● GIVEN REQUEST:
Retype all of the data exactly as given.

● ENTRIES SHOWN:
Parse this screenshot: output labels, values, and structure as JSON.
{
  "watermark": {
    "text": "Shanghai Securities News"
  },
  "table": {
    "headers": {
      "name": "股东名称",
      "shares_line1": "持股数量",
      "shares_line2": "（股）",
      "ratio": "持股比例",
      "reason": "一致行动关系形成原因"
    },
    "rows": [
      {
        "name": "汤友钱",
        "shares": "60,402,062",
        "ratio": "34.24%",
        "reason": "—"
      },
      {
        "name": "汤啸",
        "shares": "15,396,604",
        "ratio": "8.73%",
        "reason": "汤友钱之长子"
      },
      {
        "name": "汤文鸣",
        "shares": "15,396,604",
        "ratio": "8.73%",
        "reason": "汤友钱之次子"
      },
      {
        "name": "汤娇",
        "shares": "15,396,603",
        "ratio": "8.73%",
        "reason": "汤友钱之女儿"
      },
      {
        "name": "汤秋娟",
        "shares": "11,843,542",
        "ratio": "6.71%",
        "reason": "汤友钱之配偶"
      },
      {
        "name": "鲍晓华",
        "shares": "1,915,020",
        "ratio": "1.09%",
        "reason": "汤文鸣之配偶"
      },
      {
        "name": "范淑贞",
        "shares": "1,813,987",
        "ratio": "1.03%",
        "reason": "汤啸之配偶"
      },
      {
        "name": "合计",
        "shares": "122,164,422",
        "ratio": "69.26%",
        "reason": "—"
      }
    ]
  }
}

● EXERCISE OUTPUT:
Parse this screenshot: output labels, values, and structure as JSON.
{
  "watermark": {
    "text": "Shanghai Securities News"
  },
  "table": {
    "headers": {
      "name": "股东名称",
      "shares_line1": "持股数量",
      "shares_line2": "（股）",
      "ratio": "持股比例",
      "reason": "一致行动关系形成原因"
    },
    "rows": [
      {
        "name": "汤友钱",
        "shares": "60,402,062",
        "ratio": "34.24%",
        "reason": "—"
      },
      {
        "name": "汤啸",
        "shares": "15,396,604",
        "ratio": "8.73%",
        "reason": "汤友钱之长子"
      },
      {
        "name": "汤文鸣",
        "shares": "15,396,604",
        "ratio": "8.73%",
        "reason": "汤友钱之次子"
      },
      {
        "name": "汤娇",
        "shares": "15,396,603",
        "ratio": "8.73%",
        "reason": "汤友钱之女儿"
      },
      {
        "name": "汤秋娟",
        "shares": "11,843,542",
        "ratio": "6.71%",
        "reason": "汤友钱之配偶"
      },
      {
        "name": "鲍晓华",
        "shares": "1,915,020",
        "ratio": "1.09%",
        "reason": "汤文鸣之配偶"
      },
      {
        "name": "范淑贞",
        "shares": "1,813,987",
        "ratio": "1.03%",
        "reason": "汤啸之配偶"
      },
      {
        "name": "合计",
        "shares": "122,164,422",
        "ratio": "69.26%",
        "reason": "—"
      }
    ]
  }
}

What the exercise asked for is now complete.